Each entry below must be repeated word for word.

** Begin **

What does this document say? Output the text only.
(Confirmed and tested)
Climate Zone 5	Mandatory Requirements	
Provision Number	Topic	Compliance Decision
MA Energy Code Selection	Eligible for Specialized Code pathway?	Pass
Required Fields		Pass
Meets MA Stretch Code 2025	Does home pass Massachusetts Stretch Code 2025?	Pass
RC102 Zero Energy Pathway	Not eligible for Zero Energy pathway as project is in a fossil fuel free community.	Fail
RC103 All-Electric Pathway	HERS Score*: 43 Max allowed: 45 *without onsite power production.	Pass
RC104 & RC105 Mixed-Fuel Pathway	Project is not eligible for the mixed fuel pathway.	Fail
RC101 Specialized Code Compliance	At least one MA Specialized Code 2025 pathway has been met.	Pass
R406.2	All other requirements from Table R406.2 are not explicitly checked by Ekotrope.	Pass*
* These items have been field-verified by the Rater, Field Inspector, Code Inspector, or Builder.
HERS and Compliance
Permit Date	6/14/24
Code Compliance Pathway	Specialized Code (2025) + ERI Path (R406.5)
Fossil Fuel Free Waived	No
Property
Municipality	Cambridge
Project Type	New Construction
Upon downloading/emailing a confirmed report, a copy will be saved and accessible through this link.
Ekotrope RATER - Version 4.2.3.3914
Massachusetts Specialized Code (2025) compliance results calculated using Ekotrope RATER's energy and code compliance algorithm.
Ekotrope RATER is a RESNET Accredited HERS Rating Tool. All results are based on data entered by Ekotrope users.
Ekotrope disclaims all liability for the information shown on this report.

** End **

■ **RESULT OF THE TASK**
What does this document say? Output the text only.
(Confirmed and tested)
Climate Zone 5	Mandatory Requirements	
Provision Number	Topic	Compliance Decision
MA Energy Code Selection	Eligible for Specialized Code pathway?	Pass
Required Fields		Pass
Meets MA Stretch Code 2025	Does home pass Massachusetts Stretch Code 2025?	Pass
RC102 Zero Energy Pathway	Not eligible for Zero Energy pathway as project is in a fossil fuel free community.	Fail
RC103 All-Electric Pathway	HERS Score*: 43 Max allowed: 45 *without onsite power production.	Pass
RC104 & RC105 Mixed-Fuel Pathway	Project is not eligible for the mixed fuel pathway.	Fail
RC101 Specialized Code Compliance	At least one MA Specialized Code 2025 pathway has been met.	Pass
R406.2	All other requirements from Table R406.2 are not explicitly checked by Ekotrope.	Pass*
* These items have been field-verified by the Rater, Field Inspector, Code Inspector, or Builder.
HERS and Compliance
Permit Date	6/14/24
Code Compliance Pathway	Specialized Code (2025) + ERI Path (R406.5)
Fossil Fuel Free Waived	No
Property
Municipality	Cambridge
Project Type	New Construction
Upon downloading/emailing a confirmed report, a copy will be saved and accessible through this link.
Ekotrope RATER - Version 4.2.3.3914
Massachusetts Specialized Code (2025) compliance results calculated using Ekotrope RATER's energy and code compliance algorithm.
Ekotrope RATER is a RESNET Accredited HERS Rating Tool. All results are based on data entered by Ekotrope users.
Ekotrope disclaims all liability for the information shown on this report.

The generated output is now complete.